Tugas Latihan »
a: Sebutkan semua hal yang, menurut kutipan tentang waruga, diwariskan dari generasi ke generasi.
b: Lanjutkan teks tentang waruga Minahasa setelah kalimat terakhirnya.

Kutipan »
******************************

Skip to main content

WARUGA

ARTEFAK kubur batu leluhur Minahasa, waruga di desa Kuwil dan Kawangkoan, Kec. Kalawat, Kab. Minahasa Utara, Sulawesi Utara mengalami kerusahkan dan direlokasi dari tempat berdiri awal sebagai dampak pembangunan bendungan di lokasi itu. Bendungan bernilai Rp. 1.44 triliun ini adalah satu dari enam proyek besar Proyek Strategis Nasional di Sulawesi Utara. Lima proyek besar lainnya adalah:  Tol Manado-Bitung; , jalan penghubung Manado-Gotontalo;  Bitung International Hub Port; Kawasan ekonomi khusus (KEK) Kota Bitung/Kabupaten Minahasa Utara; Bendungan Lolak di Kab. Bolaang Mongondow. 

Waruga adalah warisan leluhur yang sangat berarti bagi peradaban Minahasa. Banyak hal yang ia warisakan dari generasi ke generasi: kearifan, seni, spiritualitas dan religiusitas yang membentuk kosmologi pengetahuan Minahasa. Sehingga, dapatlah dikatakan bahwa waruga adalah salah satu penanda identitas Minahasa.

******************************

Bahan yang Disediakan »
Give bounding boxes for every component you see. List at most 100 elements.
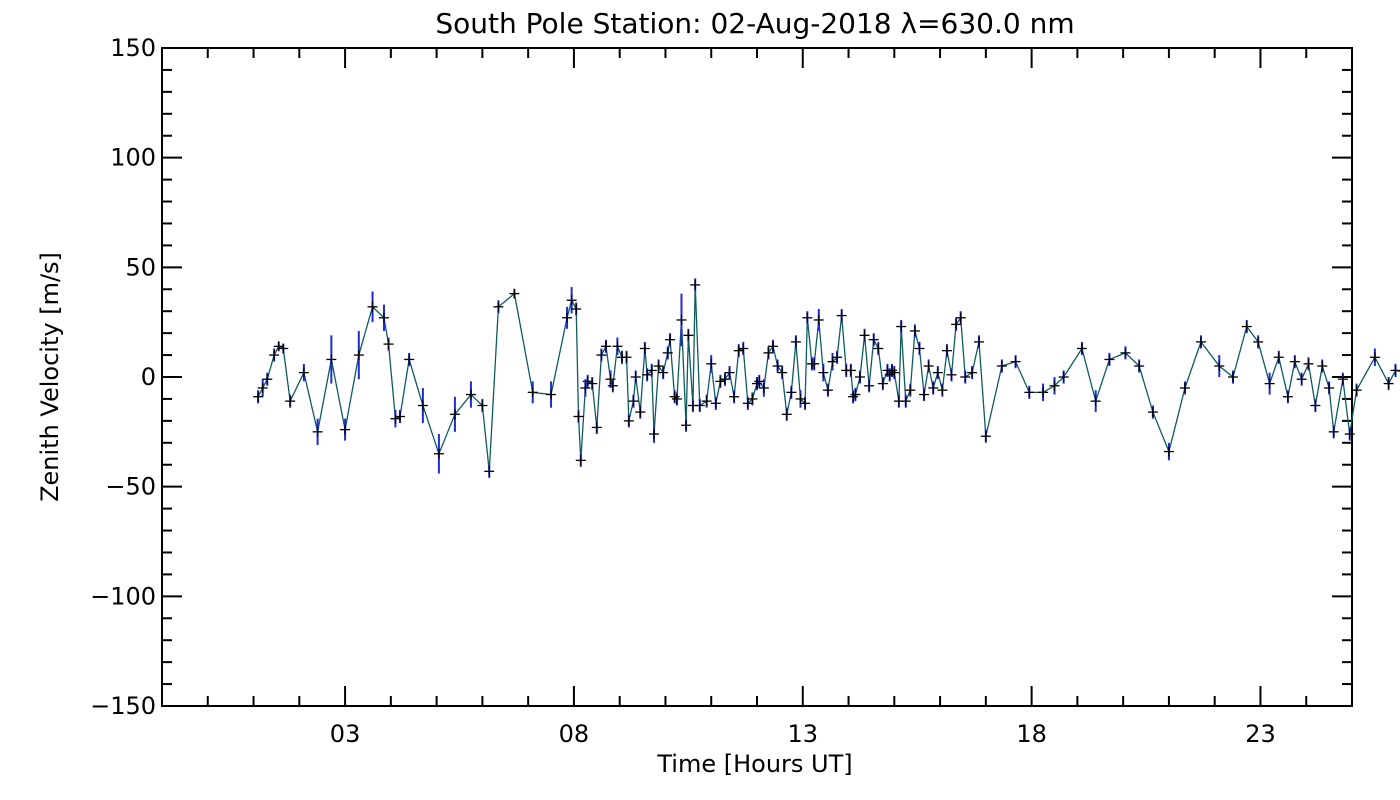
data-point	[937, 385, 948, 396]
data-point	[752, 378, 762, 389]
data-point	[1104, 354, 1115, 365]
data-point	[621, 352, 632, 363]
data-point	[1134, 361, 1145, 372]
y-axis-label: Zenith Velocity [m/s]	[36, 252, 64, 502]
data-point	[928, 382, 939, 393]
data-point	[738, 343, 749, 354]
data-point	[639, 343, 650, 354]
x-tick-label: 03	[330, 720, 361, 748]
data-point	[465, 389, 476, 400]
data-point	[868, 334, 879, 345]
data-point	[353, 350, 364, 361]
data-point	[298, 367, 309, 378]
data-point	[1038, 387, 1049, 398]
data-point	[864, 380, 875, 391]
data-point	[278, 343, 289, 354]
data-point	[477, 400, 488, 411]
data-point	[1179, 382, 1190, 393]
tick-labels: −150 −100 −50 0 50 100 150 03 08 13 18 23	[90, 34, 1276, 748]
x-tick-label: 13	[787, 720, 818, 748]
data-point	[658, 367, 669, 378]
data-point	[946, 369, 957, 380]
data-point	[795, 393, 806, 404]
data-point	[628, 396, 639, 407]
data-point	[719, 374, 730, 385]
data-point	[1351, 385, 1362, 396]
data-point	[996, 361, 1007, 372]
data-point	[919, 389, 930, 400]
data-point	[772, 361, 783, 372]
data-point	[367, 301, 378, 312]
data-point	[269, 350, 280, 361]
data-point	[827, 356, 838, 367]
data-point	[484, 466, 495, 477]
data-point	[649, 429, 660, 440]
data-point	[600, 341, 611, 352]
data-point	[884, 369, 895, 380]
data-point	[257, 382, 268, 393]
data-point	[596, 350, 607, 361]
data-point	[312, 426, 323, 437]
data-point	[340, 424, 351, 435]
data-point	[1264, 378, 1275, 389]
data-point	[665, 334, 676, 345]
data-point	[605, 374, 616, 385]
data-point	[1090, 396, 1101, 407]
data-point	[706, 358, 717, 369]
data-point	[378, 312, 389, 323]
data-point	[587, 378, 598, 389]
data-point	[729, 391, 740, 402]
data-point	[1344, 429, 1355, 440]
data-point	[642, 369, 653, 380]
data-point	[527, 387, 538, 398]
data-point	[923, 361, 934, 372]
data-point	[566, 295, 577, 306]
data-point	[1058, 372, 1069, 382]
data-point	[777, 367, 788, 378]
y-tick-label: 50	[125, 253, 156, 281]
x-tick-label: 18	[1016, 720, 1047, 748]
data-point	[896, 321, 907, 332]
data-point	[273, 341, 284, 352]
data-point	[1195, 336, 1206, 347]
data-point	[433, 448, 444, 459]
data-point	[724, 367, 735, 378]
data-point	[845, 365, 856, 376]
y-tick-label: −100	[90, 582, 156, 610]
data-point	[1024, 387, 1035, 398]
data-point	[733, 345, 744, 356]
data-point	[715, 376, 726, 387]
data-point	[873, 343, 884, 354]
data-point	[653, 361, 664, 372]
data-point	[763, 347, 774, 358]
data-point	[909, 325, 920, 336]
data-point	[754, 376, 765, 387]
data-point	[1076, 343, 1087, 354]
data-point	[710, 398, 721, 409]
data-point	[822, 385, 833, 396]
data-point	[818, 367, 829, 378]
data-point	[905, 385, 916, 396]
data-point	[1147, 407, 1158, 418]
axis-ticks	[161, 47, 1353, 707]
data-point	[671, 393, 682, 404]
data-point	[607, 380, 618, 391]
data-point	[786, 387, 797, 398]
data-point	[404, 354, 415, 365]
data-point	[1317, 361, 1328, 372]
data-point	[285, 396, 296, 407]
data-point	[417, 400, 428, 411]
data-point	[562, 312, 573, 323]
data-point	[941, 345, 952, 356]
data-point	[1296, 374, 1307, 385]
data-point	[790, 336, 801, 347]
data-point	[742, 398, 753, 409]
data-point	[1289, 356, 1300, 367]
data-point	[630, 372, 641, 382]
data-point	[690, 279, 701, 290]
data-point	[800, 398, 811, 409]
data-point	[973, 336, 984, 347]
data-point	[848, 391, 859, 402]
data-point	[571, 304, 582, 315]
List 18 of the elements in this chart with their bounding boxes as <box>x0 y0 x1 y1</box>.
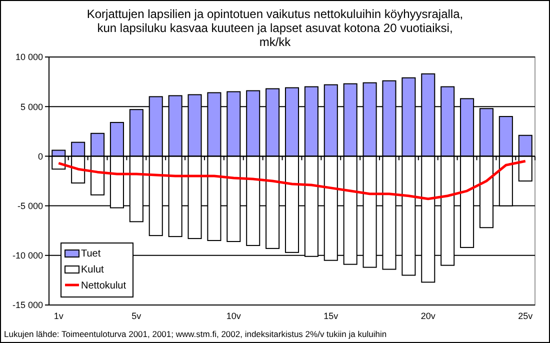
y-tick-label: -5 000 <box>17 200 43 211</box>
y-tick-label: 0 <box>38 151 43 162</box>
chart-title: Korjattujen lapsilien ja opintotuen vaikutus nettokuluihin köyhyysrajalla, kun lapsiluku kasvaa kuuteen ja lapset asuvat kotona 20 vuotiaiksi, mk/kk <box>86 7 464 49</box>
x-tick-label: 25v <box>518 311 534 321</box>
x-tick-label: 5v <box>132 311 142 321</box>
legend-label: Kulut <box>81 264 104 276</box>
y-tick-label: -10 000 <box>12 250 43 261</box>
y-tick-label: 5 000 <box>20 102 43 112</box>
x-tick-label: 10v <box>226 311 242 321</box>
y-tick-label: 10 000 <box>15 52 43 62</box>
legend-label: Tuet <box>81 248 101 260</box>
line-series <box>57 160 527 200</box>
legend-label: Nettokulut <box>81 280 126 292</box>
x-tick-label: 20v <box>420 311 436 321</box>
text: Lukujen lähde: Toimeentuloturva 2001, 2001; www.stm.fi, 2002, indeksitarkistus 2%/v tukiin ja kuluihin <box>4 329 387 339</box>
y-tick-label: -15 000 <box>12 300 43 310</box>
x-tick-label: 15v <box>324 311 339 321</box>
x-tick-label: 1v <box>54 311 64 321</box>
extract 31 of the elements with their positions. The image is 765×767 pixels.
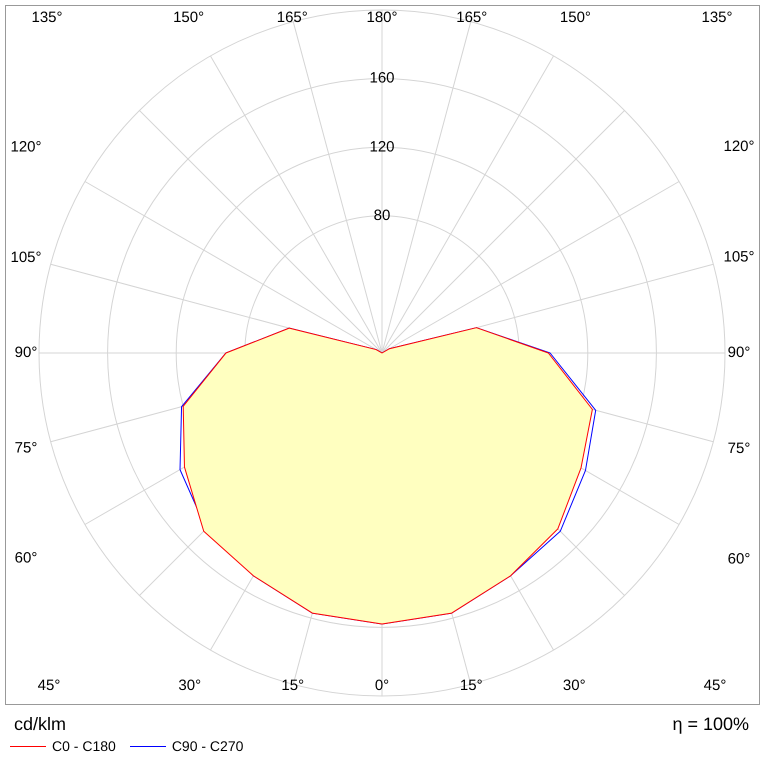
spoke-label: 0° [374, 677, 390, 694]
spoke-label: 120° [10, 138, 42, 156]
legend-label: C90 - C270 [172, 738, 244, 754]
spoke-label: 135° [31, 9, 63, 26]
spoke-label: 45° [704, 677, 726, 694]
spoke-label: 30° [562, 677, 586, 694]
spoke-label: 90° [728, 344, 750, 362]
y-tick-label: 160 [369, 70, 395, 87]
y-tick-label: 80 [374, 206, 390, 224]
spoke-label: 150° [173, 9, 204, 26]
spoke-label: 180° [366, 9, 398, 26]
spoke-label: 150° [560, 9, 591, 26]
spoke-label: 135° [701, 9, 733, 26]
text: cd/klm [14, 714, 66, 735]
legend-label: C0 - C180 [52, 738, 116, 754]
spoke-label: 75° [14, 440, 38, 457]
spoke-label: 165° [456, 9, 488, 26]
spoke-label: 90° [14, 344, 38, 362]
spoke-label: 60° [728, 550, 750, 568]
spoke-label: 105° [723, 248, 755, 266]
spoke-label: 15° [281, 677, 304, 694]
spoke-label: 120° [723, 138, 755, 156]
spoke-label: 45° [38, 677, 60, 694]
spoke-label: 60° [14, 550, 38, 567]
y-tick-label: 120 [369, 138, 395, 156]
spoke-label: 165° [276, 9, 308, 26]
spoke-label: 75° [728, 440, 750, 457]
spoke-label: 15° [460, 677, 483, 694]
spoke-label: 105° [10, 248, 42, 266]
text: η = 100% [672, 714, 749, 735]
spoke-label: 30° [178, 677, 202, 694]
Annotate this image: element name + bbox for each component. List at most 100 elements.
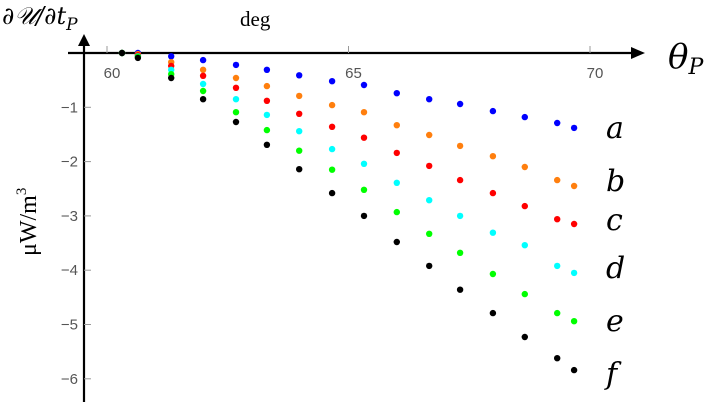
data-point [296,166,303,173]
data-point [263,97,271,105]
data-point [263,126,271,134]
data-point [570,124,578,132]
data-point [456,286,464,293]
data-point [570,269,578,277]
data-point [426,131,433,139]
series-label-c: c [606,203,623,238]
data-point [168,53,175,60]
data-point [360,186,368,193]
data-point [134,54,142,62]
data-point [168,74,175,82]
data-point [360,109,368,116]
data-point [521,290,528,298]
x-axis-title: θP [668,37,704,80]
data-point [393,238,400,246]
data-point [328,145,336,153]
data-point [232,74,240,82]
data-point [570,182,578,190]
data-point [521,163,528,171]
y-tick-label: −6 [61,371,78,388]
data-point [232,96,240,103]
series-label-b: b [606,164,625,199]
data-point [360,81,368,89]
series-a [118,49,578,132]
data-point [296,128,303,135]
y-tick-label: −5 [61,317,78,334]
data-point [199,87,207,95]
data-point [570,220,578,228]
data-point [199,96,207,103]
data-point [426,230,433,237]
series-label-d: d [606,251,625,286]
data-point [489,270,497,278]
data-point [393,149,400,157]
data-point [232,118,240,126]
data-point [328,166,336,173]
data-point [360,160,368,167]
data-point [118,49,126,57]
data-point [489,189,497,197]
y-axis-unit: μW/m3 [14,188,42,256]
data-point [426,96,433,103]
y-ticks: −1 −2 −3 −4 −5 −6 [61,99,91,388]
data-point [296,92,303,100]
data-point [393,179,400,186]
data-point [554,309,561,317]
data-point [489,309,497,317]
data-point [360,212,368,220]
data-point [521,113,528,121]
series-d [118,49,578,277]
y-tick-label: −2 [61,154,78,171]
data-point [199,72,207,80]
data-point [554,262,561,270]
data-point [232,109,240,116]
data-point [489,107,497,115]
data-point [360,134,368,141]
series-label-a: a [606,111,624,146]
data-point [554,355,561,362]
data-point [489,229,497,236]
x-tick-label: 60 [104,65,121,82]
data-point [168,66,175,74]
data-point [426,262,433,270]
data-point [263,82,271,90]
data-point [393,208,400,216]
data-point [296,147,303,154]
y-tick-label: −3 [61,208,78,225]
data-point [263,111,271,119]
data-point [554,176,561,184]
data-point [456,100,464,108]
data-point [393,90,400,97]
series-e [118,49,578,325]
data-point [328,78,336,85]
data-point [199,56,207,64]
data-point [554,119,561,127]
x-tick-label: 70 [587,65,604,82]
data-point [554,216,561,223]
data-point [199,80,207,88]
data-point [570,366,578,374]
x-axis-unit: deg [240,7,271,31]
data-point [393,122,400,129]
x-tick-label: 65 [345,65,362,82]
x-axis-arrow-icon [631,47,645,59]
y-tick-label: −4 [61,262,78,279]
series-label-e: e [606,304,624,339]
data-point [296,72,303,79]
x-ticks: 60 65 70 [104,46,604,82]
data-point [328,101,336,109]
data-point [521,242,528,249]
data-points [118,49,578,374]
y-tick-label: −1 [61,99,78,116]
data-point [456,176,464,184]
data-point [199,66,207,74]
data-point [263,141,271,148]
data-point [232,61,240,69]
axes: 60 65 70 −1 −2 −3 −4 −5 −6 [61,34,645,402]
data-point [296,110,303,118]
data-point [328,123,336,130]
data-point [232,84,240,92]
data-point [426,162,433,170]
series-f [118,49,578,374]
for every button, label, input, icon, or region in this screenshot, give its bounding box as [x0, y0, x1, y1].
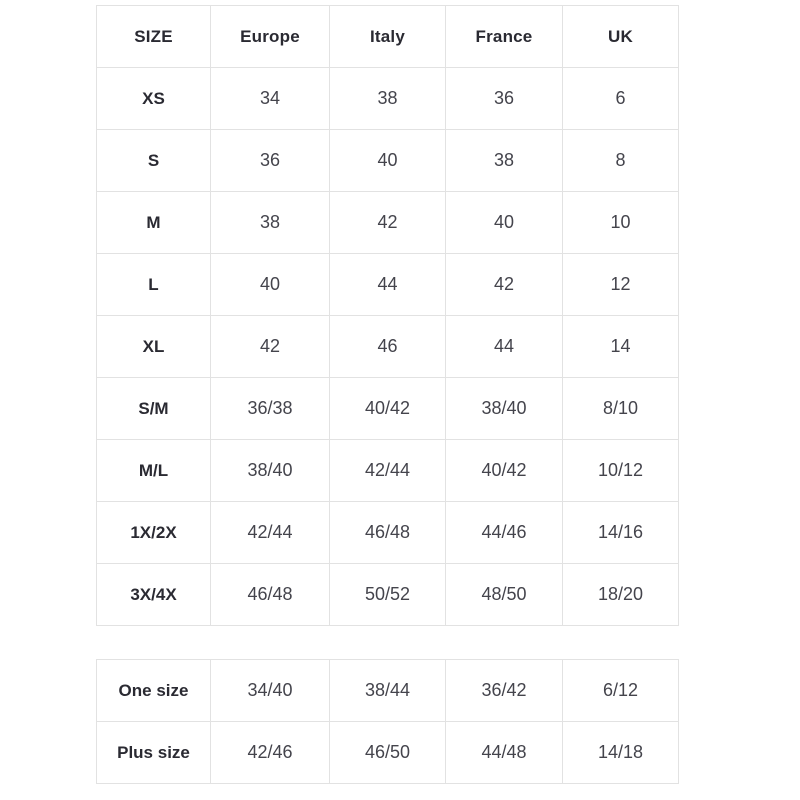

******************************

Jawaban Tiap Tugas »
a: Kearifan, seni, spiritualitas, dan religiusitas.

b:
Sepintas ia hanya semacam 'benda' buatan manusia dari masa lalu. Tapi, seperti orang-orang Minahasa modern sekarang ini membangun makam dengan semen dan marmer karena kosmologi tertentu yang mendasarinya, demikian juga dengan waruga di masa leluhur. Ia menjadi penanda tentang apa yang dipikirkan dan diyakini oleh masyarakat waktu itu. 

Waruga lebih dari sekadar 'benda'. Ketika sejak dari awal ia dibangun pada sebuah tempat, maka waruga kemudian menjadi bagian tak terpisahkan dengan ruang hidup yang lebih luas. Di setiap tempat terdapat waruga, pastilah kita akan menemukan kisah dan cerita tentang kehidupan orang-orang di situ. Waruga menjadi penanda tentang suatu ruang dan makna-makna kehidupan.

***
Pembangunan berpijak di atas paham kemajuan ala modernitas. Pembangunan datang dengan paham dan kosmologi rasionalisme yang tidak peduli dengan apa yang orang-orang setempat yakini secara mistis. Keyakinan ini, menurut modernitas adalah tahayulisme atau irasionalisme. 

Pembangunan adalah untuk perkembangan. Sumber daya alam harus dikontrol dan dikendalikan untuk menunjang perkembangan masyarakat konsumtif, juga untuk memenuhi hasrat melipatkangandakan kapital. Masyarakat yang berkembang ke arah modern penting bagi pasar.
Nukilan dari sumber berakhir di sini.